++++ Records for processing ++++

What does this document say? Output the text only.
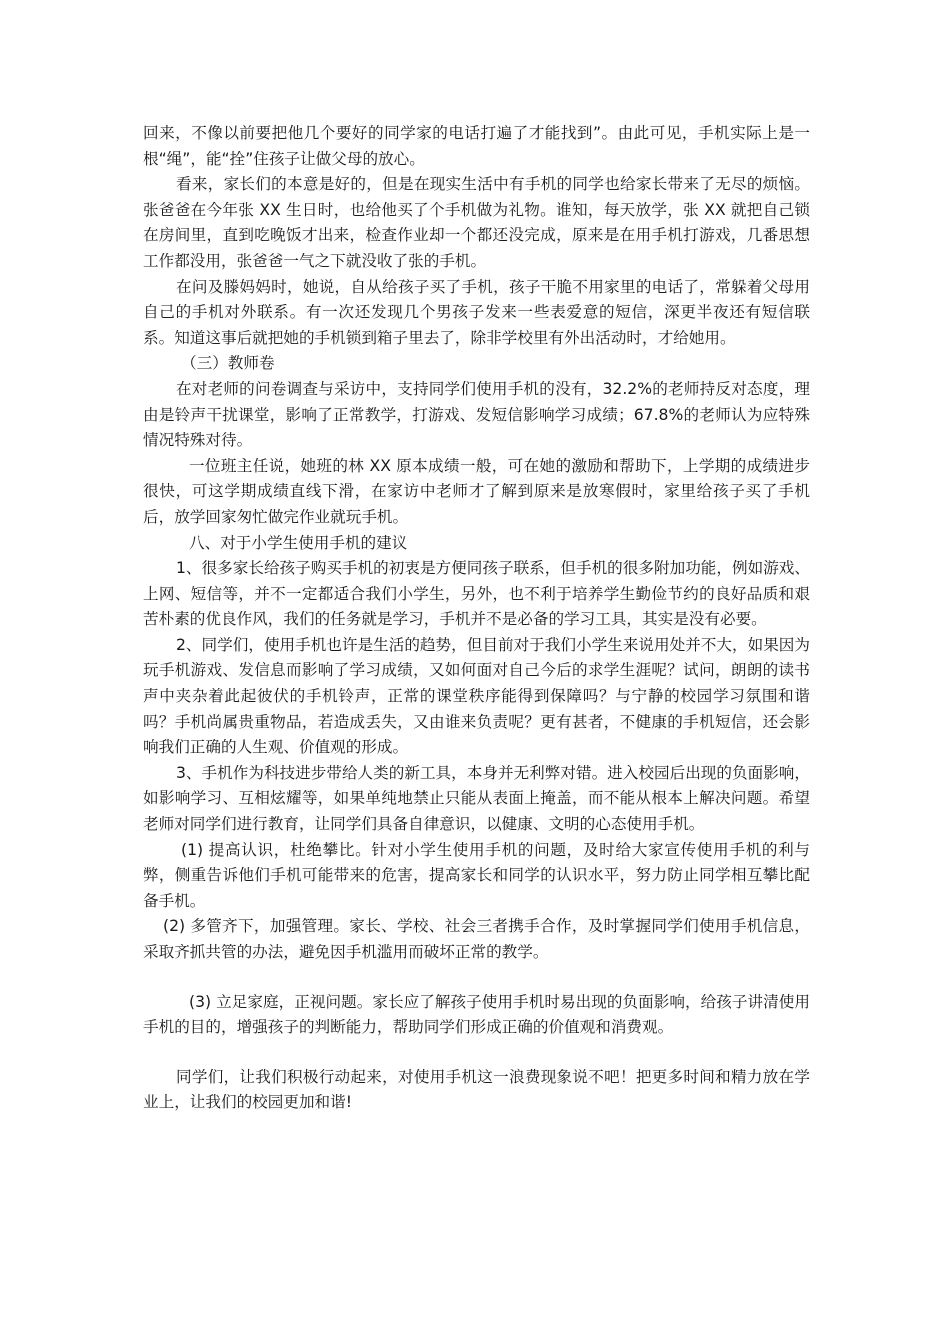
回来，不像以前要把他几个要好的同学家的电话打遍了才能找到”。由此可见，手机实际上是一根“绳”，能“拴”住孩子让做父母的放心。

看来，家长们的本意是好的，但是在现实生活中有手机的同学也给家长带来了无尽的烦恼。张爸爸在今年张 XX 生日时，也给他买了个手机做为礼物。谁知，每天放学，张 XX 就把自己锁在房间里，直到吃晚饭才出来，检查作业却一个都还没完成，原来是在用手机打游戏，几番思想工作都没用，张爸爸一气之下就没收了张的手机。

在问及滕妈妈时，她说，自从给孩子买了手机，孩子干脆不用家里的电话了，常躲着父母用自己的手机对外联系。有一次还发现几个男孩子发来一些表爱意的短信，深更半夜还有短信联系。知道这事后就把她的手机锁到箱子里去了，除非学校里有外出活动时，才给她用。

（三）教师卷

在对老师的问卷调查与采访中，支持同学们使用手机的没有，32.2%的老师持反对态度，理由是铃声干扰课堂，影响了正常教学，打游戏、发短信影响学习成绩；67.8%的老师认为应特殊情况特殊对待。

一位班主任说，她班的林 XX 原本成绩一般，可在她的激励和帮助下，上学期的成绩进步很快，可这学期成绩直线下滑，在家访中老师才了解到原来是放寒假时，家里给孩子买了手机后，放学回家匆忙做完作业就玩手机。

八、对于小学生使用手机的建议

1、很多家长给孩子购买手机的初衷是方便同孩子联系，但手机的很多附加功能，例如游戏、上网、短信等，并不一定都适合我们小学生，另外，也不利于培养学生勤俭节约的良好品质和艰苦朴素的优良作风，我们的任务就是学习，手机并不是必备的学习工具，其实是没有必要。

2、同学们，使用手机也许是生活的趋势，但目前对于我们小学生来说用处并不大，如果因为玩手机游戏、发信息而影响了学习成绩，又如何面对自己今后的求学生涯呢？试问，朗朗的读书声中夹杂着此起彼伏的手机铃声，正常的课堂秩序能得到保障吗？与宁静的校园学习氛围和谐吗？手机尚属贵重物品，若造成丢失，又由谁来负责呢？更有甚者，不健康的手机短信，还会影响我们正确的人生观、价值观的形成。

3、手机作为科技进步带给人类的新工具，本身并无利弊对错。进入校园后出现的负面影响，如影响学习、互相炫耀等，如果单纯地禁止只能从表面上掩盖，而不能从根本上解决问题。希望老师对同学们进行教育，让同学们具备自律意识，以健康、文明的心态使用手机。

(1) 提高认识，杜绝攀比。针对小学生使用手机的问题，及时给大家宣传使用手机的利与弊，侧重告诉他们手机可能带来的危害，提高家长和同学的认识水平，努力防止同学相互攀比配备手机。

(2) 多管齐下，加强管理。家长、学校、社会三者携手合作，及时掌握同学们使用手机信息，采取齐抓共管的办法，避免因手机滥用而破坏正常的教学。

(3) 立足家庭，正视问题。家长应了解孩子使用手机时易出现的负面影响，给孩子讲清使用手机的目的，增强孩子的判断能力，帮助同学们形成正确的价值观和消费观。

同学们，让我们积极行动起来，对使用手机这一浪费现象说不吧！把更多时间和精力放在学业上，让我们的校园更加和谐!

++++

#### [What to produce]
Reproduce the entries exactly. Do not carry over any picture.

#### [Result of this task]
What does this document say? Output the text only.
回来，不像以前要把他几个要好的同学家的电话打遍了才能找到”。由此可见，手机实际上是一根“绳”，能“拴”住孩子让做父母的放心。

看来，家长们的本意是好的，但是在现实生活中有手机的同学也给家长带来了无尽的烦恼。张爸爸在今年张 XX 生日时，也给他买了个手机做为礼物。谁知，每天放学，张 XX 就把自己锁在房间里，直到吃晚饭才出来，检查作业却一个都还没完成，原来是在用手机打游戏，几番思想工作都没用，张爸爸一气之下就没收了张的手机。

在问及滕妈妈时，她说，自从给孩子买了手机，孩子干脆不用家里的电话了，常躲着父母用自己的手机对外联系。有一次还发现几个男孩子发来一些表爱意的短信，深更半夜还有短信联系。知道这事后就把她的手机锁到箱子里去了，除非学校里有外出活动时，才给她用。

（三）教师卷

在对老师的问卷调查与采访中，支持同学们使用手机的没有，32.2%的老师持反对态度，理由是铃声干扰课堂，影响了正常教学，打游戏、发短信影响学习成绩；67.8%的老师认为应特殊情况特殊对待。

一位班主任说，她班的林 XX 原本成绩一般，可在她的激励和帮助下，上学期的成绩进步很快，可这学期成绩直线下滑，在家访中老师才了解到原来是放寒假时，家里给孩子买了手机后，放学回家匆忙做完作业就玩手机。

八、对于小学生使用手机的建议

1、很多家长给孩子购买手机的初衷是方便同孩子联系，但手机的很多附加功能，例如游戏、上网、短信等，并不一定都适合我们小学生，另外，也不利于培养学生勤俭节约的良好品质和艰苦朴素的优良作风，我们的任务就是学习，手机并不是必备的学习工具，其实是没有必要。

2、同学们，使用手机也许是生活的趋势，但目前对于我们小学生来说用处并不大，如果因为玩手机游戏、发信息而影响了学习成绩，又如何面对自己今后的求学生涯呢？试问，朗朗的读书声中夹杂着此起彼伏的手机铃声，正常的课堂秩序能得到保障吗？与宁静的校园学习氛围和谐吗？手机尚属贵重物品，若造成丢失，又由谁来负责呢？更有甚者，不健康的手机短信，还会影响我们正确的人生观、价值观的形成。

3、手机作为科技进步带给人类的新工具，本身并无利弊对错。进入校园后出现的负面影响，如影响学习、互相炫耀等，如果单纯地禁止只能从表面上掩盖，而不能从根本上解决问题。希望老师对同学们进行教育，让同学们具备自律意识，以健康、文明的心态使用手机。

(1) 提高认识，杜绝攀比。针对小学生使用手机的问题，及时给大家宣传使用手机的利与弊，侧重告诉他们手机可能带来的危害，提高家长和同学的认识水平，努力防止同学相互攀比配备手机。

(2) 多管齐下，加强管理。家长、学校、社会三者携手合作，及时掌握同学们使用手机信息，采取齐抓共管的办法，避免因手机滥用而破坏正常的教学。

(3) 立足家庭，正视问题。家长应了解孩子使用手机时易出现的负面影响，给孩子讲清使用手机的目的，增强孩子的判断能力，帮助同学们形成正确的价值观和消费观。

同学们，让我们积极行动起来，对使用手机这一浪费现象说不吧！把更多时间和精力放在学业上，让我们的校园更加和谐!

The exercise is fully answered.